• Dataset records:

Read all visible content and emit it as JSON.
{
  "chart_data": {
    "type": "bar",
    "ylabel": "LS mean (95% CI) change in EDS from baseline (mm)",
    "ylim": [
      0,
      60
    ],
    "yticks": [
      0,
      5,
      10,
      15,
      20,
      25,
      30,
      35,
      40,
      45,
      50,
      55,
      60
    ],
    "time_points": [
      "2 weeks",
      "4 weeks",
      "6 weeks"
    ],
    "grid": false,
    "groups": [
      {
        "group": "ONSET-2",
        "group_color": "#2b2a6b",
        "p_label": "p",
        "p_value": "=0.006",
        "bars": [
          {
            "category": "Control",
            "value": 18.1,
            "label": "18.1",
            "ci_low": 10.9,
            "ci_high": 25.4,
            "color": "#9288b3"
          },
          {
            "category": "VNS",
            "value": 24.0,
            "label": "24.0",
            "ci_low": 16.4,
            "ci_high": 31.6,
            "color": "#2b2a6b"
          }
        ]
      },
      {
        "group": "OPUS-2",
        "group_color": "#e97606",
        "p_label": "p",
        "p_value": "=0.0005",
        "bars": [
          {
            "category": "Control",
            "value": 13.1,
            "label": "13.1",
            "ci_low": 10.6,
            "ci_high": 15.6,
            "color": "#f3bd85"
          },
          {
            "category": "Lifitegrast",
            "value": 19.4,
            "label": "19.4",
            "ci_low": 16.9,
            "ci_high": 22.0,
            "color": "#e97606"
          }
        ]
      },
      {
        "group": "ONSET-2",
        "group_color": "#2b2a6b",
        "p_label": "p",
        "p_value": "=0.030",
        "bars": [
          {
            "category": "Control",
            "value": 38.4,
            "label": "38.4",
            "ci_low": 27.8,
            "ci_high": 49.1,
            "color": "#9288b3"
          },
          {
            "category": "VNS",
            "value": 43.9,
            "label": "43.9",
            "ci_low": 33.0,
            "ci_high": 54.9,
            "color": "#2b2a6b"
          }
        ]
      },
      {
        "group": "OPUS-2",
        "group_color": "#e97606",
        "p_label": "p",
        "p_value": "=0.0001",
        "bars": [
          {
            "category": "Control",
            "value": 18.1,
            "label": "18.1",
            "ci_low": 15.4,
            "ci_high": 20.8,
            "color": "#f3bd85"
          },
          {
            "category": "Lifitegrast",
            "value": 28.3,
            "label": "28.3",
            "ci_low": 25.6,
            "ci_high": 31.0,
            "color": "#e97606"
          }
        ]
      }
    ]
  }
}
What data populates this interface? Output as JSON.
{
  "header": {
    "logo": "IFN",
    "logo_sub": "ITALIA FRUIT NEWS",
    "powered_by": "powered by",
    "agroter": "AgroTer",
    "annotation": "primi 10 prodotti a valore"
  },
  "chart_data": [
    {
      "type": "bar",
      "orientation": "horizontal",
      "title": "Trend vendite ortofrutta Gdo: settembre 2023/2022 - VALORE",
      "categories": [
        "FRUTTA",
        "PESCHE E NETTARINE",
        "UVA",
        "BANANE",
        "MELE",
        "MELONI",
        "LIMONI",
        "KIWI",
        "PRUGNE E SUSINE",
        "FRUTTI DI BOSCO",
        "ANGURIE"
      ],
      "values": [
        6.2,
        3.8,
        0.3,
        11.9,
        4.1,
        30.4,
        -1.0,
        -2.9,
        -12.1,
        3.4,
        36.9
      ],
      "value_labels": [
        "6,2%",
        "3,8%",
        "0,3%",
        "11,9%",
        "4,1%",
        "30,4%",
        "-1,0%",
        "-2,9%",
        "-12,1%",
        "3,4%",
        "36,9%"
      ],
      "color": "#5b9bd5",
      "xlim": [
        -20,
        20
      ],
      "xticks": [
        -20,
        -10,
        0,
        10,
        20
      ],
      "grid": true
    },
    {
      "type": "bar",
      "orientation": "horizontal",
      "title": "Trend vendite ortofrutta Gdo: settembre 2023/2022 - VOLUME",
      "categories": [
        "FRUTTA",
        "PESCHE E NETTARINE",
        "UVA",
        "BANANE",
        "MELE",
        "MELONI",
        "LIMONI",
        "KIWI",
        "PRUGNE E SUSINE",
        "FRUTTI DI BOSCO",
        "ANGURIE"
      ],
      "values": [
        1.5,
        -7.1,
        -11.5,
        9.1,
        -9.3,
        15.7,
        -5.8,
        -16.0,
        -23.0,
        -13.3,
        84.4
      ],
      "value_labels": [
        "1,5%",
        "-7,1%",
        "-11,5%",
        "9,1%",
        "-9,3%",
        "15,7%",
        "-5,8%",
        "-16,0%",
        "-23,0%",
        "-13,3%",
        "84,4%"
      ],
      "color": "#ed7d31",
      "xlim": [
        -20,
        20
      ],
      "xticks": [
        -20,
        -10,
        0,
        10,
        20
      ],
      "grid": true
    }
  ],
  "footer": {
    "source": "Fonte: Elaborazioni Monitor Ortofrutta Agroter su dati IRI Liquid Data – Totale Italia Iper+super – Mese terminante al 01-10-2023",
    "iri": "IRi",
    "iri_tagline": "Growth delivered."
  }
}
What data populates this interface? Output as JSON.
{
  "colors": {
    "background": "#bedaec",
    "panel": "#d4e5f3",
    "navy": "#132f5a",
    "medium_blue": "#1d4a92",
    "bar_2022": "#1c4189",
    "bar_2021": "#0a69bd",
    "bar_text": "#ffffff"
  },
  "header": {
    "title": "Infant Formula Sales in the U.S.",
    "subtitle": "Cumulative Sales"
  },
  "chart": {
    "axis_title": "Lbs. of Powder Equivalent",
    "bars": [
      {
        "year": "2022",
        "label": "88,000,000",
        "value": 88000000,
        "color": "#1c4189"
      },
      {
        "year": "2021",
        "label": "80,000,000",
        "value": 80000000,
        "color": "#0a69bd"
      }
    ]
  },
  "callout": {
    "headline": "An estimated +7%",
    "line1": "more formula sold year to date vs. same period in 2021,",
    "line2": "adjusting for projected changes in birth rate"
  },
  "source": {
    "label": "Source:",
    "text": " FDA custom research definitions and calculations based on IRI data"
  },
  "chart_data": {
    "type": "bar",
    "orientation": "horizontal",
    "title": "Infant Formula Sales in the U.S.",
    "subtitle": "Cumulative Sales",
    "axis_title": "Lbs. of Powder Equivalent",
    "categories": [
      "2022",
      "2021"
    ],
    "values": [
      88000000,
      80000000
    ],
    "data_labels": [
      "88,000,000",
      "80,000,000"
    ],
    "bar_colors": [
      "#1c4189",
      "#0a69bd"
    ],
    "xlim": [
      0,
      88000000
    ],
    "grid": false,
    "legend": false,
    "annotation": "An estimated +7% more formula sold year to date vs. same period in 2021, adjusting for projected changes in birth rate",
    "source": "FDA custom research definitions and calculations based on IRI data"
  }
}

• Goal: Tally the lines of the records holding the word "date", then give only the resulting number.

• Final answer: 2